===== Recorded data

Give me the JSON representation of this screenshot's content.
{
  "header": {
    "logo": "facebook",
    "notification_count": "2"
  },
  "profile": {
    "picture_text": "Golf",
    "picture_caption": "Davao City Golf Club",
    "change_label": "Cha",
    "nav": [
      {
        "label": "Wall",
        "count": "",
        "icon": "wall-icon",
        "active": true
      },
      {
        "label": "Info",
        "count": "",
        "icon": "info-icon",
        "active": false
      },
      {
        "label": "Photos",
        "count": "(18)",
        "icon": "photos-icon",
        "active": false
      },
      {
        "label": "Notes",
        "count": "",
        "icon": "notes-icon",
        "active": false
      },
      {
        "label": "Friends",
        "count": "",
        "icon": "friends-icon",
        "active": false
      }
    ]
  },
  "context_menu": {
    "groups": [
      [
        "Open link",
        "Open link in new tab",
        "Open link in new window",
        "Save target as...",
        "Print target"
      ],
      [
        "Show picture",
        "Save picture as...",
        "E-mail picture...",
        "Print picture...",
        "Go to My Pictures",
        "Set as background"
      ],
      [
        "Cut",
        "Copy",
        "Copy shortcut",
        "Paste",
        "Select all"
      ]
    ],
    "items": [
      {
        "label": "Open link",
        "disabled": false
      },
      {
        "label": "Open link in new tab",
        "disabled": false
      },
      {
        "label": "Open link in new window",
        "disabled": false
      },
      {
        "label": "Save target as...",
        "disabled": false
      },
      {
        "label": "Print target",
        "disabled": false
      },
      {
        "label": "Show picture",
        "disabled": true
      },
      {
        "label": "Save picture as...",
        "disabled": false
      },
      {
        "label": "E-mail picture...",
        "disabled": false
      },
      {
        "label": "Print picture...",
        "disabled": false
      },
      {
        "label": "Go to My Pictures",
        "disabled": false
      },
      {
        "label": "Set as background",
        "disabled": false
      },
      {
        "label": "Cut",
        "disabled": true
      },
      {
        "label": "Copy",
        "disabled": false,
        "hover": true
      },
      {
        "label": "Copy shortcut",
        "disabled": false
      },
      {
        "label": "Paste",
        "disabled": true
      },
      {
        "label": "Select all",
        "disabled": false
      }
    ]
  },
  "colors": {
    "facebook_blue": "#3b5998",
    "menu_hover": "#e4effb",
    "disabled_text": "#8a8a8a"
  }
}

==========

What to do ▸
Respond with the number of lines containing "Pictures" and no additional words.

Response to the exercise ▸
2